== Task brief ==
Set down each line of the material that follows, exactly, with no pictures.

== Provided data ==
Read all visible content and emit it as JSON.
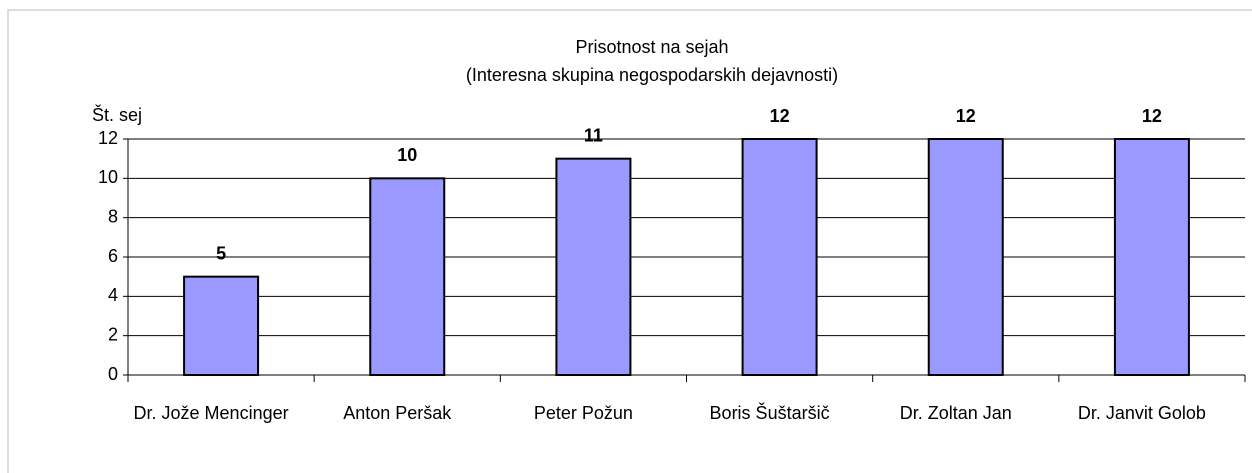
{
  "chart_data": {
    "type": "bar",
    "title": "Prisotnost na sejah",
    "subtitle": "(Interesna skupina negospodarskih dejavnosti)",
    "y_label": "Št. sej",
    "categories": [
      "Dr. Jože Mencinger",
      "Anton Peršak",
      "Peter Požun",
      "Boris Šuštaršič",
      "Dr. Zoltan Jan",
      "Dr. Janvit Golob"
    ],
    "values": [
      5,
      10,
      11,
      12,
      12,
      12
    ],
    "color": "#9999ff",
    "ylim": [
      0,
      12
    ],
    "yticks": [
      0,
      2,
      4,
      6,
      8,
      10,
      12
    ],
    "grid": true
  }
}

== Task answer ==
Read all visible content and emit it as JSON.
{
  "chart_data": {
    "type": "bar",
    "title": "Prisotnost na sejah",
    "subtitle": "(Interesna skupina negospodarskih dejavnosti)",
    "y_label": "Št. sej",
    "categories": [
      "Dr. Jože Mencinger",
      "Anton Peršak",
      "Peter Požun",
      "Boris Šuštaršič",
      "Dr. Zoltan Jan",
      "Dr. Janvit Golob"
    ],
    "values": [
      5,
      10,
      11,
      12,
      12,
      12
    ],
    "color": "#9999ff",
    "ylim": [
      0,
      12
    ],
    "yticks": [
      0,
      2,
      4,
      6,
      8,
      10,
      12
    ],
    "grid": true
  }
}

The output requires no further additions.